What needs to be done = Reproduce all entries word for word.

Some records:
|---|

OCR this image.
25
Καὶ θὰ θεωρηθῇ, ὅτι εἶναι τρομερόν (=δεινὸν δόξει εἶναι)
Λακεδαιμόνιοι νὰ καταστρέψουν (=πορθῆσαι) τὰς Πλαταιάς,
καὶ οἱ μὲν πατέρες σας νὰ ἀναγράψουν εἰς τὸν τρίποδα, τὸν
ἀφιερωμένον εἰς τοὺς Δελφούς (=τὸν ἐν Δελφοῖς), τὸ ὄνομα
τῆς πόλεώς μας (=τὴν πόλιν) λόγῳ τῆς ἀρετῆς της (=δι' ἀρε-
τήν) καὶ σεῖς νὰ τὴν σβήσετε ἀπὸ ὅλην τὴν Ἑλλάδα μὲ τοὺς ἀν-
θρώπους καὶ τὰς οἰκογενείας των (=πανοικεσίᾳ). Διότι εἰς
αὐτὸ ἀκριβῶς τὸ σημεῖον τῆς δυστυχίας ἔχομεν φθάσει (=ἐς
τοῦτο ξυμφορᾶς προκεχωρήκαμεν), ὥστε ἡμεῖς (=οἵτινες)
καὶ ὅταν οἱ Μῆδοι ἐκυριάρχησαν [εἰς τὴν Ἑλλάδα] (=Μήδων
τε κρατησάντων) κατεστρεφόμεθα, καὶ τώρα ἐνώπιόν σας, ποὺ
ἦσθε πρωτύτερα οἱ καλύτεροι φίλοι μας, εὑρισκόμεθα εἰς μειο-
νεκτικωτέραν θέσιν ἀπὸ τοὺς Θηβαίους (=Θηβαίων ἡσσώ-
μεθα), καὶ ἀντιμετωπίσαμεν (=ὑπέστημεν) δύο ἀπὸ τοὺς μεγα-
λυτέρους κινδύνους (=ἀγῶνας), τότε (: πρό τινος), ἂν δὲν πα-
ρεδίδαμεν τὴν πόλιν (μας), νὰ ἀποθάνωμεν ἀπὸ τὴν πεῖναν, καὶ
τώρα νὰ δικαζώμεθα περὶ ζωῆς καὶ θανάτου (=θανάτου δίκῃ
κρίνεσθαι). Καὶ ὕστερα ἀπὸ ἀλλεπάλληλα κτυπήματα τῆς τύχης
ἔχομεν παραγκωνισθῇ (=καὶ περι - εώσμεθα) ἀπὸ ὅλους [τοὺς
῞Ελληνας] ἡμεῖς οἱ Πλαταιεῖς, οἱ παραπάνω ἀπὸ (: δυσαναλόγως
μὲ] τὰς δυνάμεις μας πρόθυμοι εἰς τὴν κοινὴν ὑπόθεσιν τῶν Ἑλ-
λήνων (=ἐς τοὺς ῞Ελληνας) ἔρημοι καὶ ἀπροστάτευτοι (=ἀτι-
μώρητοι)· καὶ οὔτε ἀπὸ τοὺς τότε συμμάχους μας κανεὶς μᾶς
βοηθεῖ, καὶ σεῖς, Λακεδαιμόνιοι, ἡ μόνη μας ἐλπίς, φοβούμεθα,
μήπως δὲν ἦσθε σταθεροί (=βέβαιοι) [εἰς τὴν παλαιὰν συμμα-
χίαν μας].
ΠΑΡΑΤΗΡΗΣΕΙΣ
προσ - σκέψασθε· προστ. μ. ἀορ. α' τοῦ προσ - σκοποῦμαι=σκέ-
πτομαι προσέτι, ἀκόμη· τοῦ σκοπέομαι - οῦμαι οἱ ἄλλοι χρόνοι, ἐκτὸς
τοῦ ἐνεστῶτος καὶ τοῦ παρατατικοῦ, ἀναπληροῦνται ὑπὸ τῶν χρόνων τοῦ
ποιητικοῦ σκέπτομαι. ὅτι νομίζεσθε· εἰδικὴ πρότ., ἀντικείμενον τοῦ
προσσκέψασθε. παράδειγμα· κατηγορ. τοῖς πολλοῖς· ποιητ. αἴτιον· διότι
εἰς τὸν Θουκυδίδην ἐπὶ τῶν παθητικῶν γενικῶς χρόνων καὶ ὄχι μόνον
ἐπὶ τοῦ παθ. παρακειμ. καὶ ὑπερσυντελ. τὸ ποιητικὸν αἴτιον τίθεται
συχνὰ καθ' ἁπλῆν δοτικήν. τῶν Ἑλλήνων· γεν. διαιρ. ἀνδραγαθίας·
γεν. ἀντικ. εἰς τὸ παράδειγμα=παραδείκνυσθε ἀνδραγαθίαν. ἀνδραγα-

|---|

Answer to the exercise =
OCR this image.
25
Καὶ θὰ θεωρηθῇ, ὅτι εἶναι τρομερόν (=δεινὸν δόξει εἶναι)
Λακεδαιμόνιοι νὰ καταστρέψουν (=πορθῆσαι) τὰς Πλαταιάς,
καὶ οἱ μὲν πατέρες σας νὰ ἀναγράψουν εἰς τὸν τρίποδα, τὸν
ἀφιερωμένον εἰς τοὺς Δελφούς (=τὸν ἐν Δελφοῖς), τὸ ὄνομα
τῆς πόλεώς μας (=τὴν πόλιν) λόγῳ τῆς ἀρετῆς της (=δι' ἀρε-
τήν) καὶ σεῖς νὰ τὴν σβήσετε ἀπὸ ὅλην τὴν Ἑλλάδα μὲ τοὺς ἀν-
θρώπους καὶ τὰς οἰκογενείας των (=πανοικεσίᾳ). Διότι εἰς
αὐτὸ ἀκριβῶς τὸ σημεῖον τῆς δυστυχίας ἔχομεν φθάσει (=ἐς
τοῦτο ξυμφορᾶς προκεχωρήκαμεν), ὥστε ἡμεῖς (=οἵτινες)
καὶ ὅταν οἱ Μῆδοι ἐκυριάρχησαν [εἰς τὴν Ἑλλάδα] (=Μήδων
τε κρατησάντων) κατεστρεφόμεθα, καὶ τώρα ἐνώπιόν σας, ποὺ
ἦσθε πρωτύτερα οἱ καλύτεροι φίλοι μας, εὑρισκόμεθα εἰς μειο-
νεκτικωτέραν θέσιν ἀπὸ τοὺς Θηβαίους (=Θηβαίων ἡσσώ-
μεθα), καὶ ἀντιμετωπίσαμεν (=ὑπέστημεν) δύο ἀπὸ τοὺς μεγα-
λυτέρους κινδύνους (=ἀγῶνας), τότε (: πρό τινος), ἂν δὲν πα-
ρεδίδαμεν τὴν πόλιν (μας), νὰ ἀποθάνωμεν ἀπὸ τὴν πεῖναν, καὶ
τώρα νὰ δικαζώμεθα περὶ ζωῆς καὶ θανάτου (=θανάτου δίκῃ
κρίνεσθαι). Καὶ ὕστερα ἀπὸ ἀλλεπάλληλα κτυπήματα τῆς τύχης
ἔχομεν παραγκωνισθῇ (=καὶ περι - εώσμεθα) ἀπὸ ὅλους [τοὺς
῞Ελληνας] ἡμεῖς οἱ Πλαταιεῖς, οἱ παραπάνω ἀπὸ (: δυσαναλόγως
μὲ] τὰς δυνάμεις μας πρόθυμοι εἰς τὴν κοινὴν ὑπόθεσιν τῶν Ἑλ-
λήνων (=ἐς τοὺς ῞Ελληνας) ἔρημοι καὶ ἀπροστάτευτοι (=ἀτι-
μώρητοι)· καὶ οὔτε ἀπὸ τοὺς τότε συμμάχους μας κανεὶς μᾶς
βοηθεῖ, καὶ σεῖς, Λακεδαιμόνιοι, ἡ μόνη μας ἐλπίς, φοβούμεθα,
μήπως δὲν ἦσθε σταθεροί (=βέβαιοι) [εἰς τὴν παλαιὰν συμμα-
χίαν μας].
ΠΑΡΑΤΗΡΗΣΕΙΣ
προσ - σκέψασθε· προστ. μ. ἀορ. α' τοῦ προσ - σκοποῦμαι=σκέ-
πτομαι προσέτι, ἀκόμη· τοῦ σκοπέομαι - οῦμαι οἱ ἄλλοι χρόνοι, ἐκτὸς
τοῦ ἐνεστῶτος καὶ τοῦ παρατατικοῦ, ἀναπληροῦνται ὑπὸ τῶν χρόνων τοῦ
ποιητικοῦ σκέπτομαι. ὅτι νομίζεσθε· εἰδικὴ πρότ., ἀντικείμενον τοῦ
προσσκέψασθε. παράδειγμα· κατηγορ. τοῖς πολλοῖς· ποιητ. αἴτιον· διότι
εἰς τὸν Θουκυδίδην ἐπὶ τῶν παθητικῶν γενικῶς χρόνων καὶ ὄχι μόνον
ἐπὶ τοῦ παθ. παρακειμ. καὶ ὑπερσυντελ. τὸ ποιητικὸν αἴτιον τίθεται
συχνὰ καθ' ἁπλῆν δοτικήν. τῶν Ἑλλήνων· γεν. διαιρ. ἀνδραγαθίας·
γεν. ἀντικ. εἰς τὸ παράδειγμα=παραδείκνυσθε ἀνδραγαθίαν. ἀνδραγα-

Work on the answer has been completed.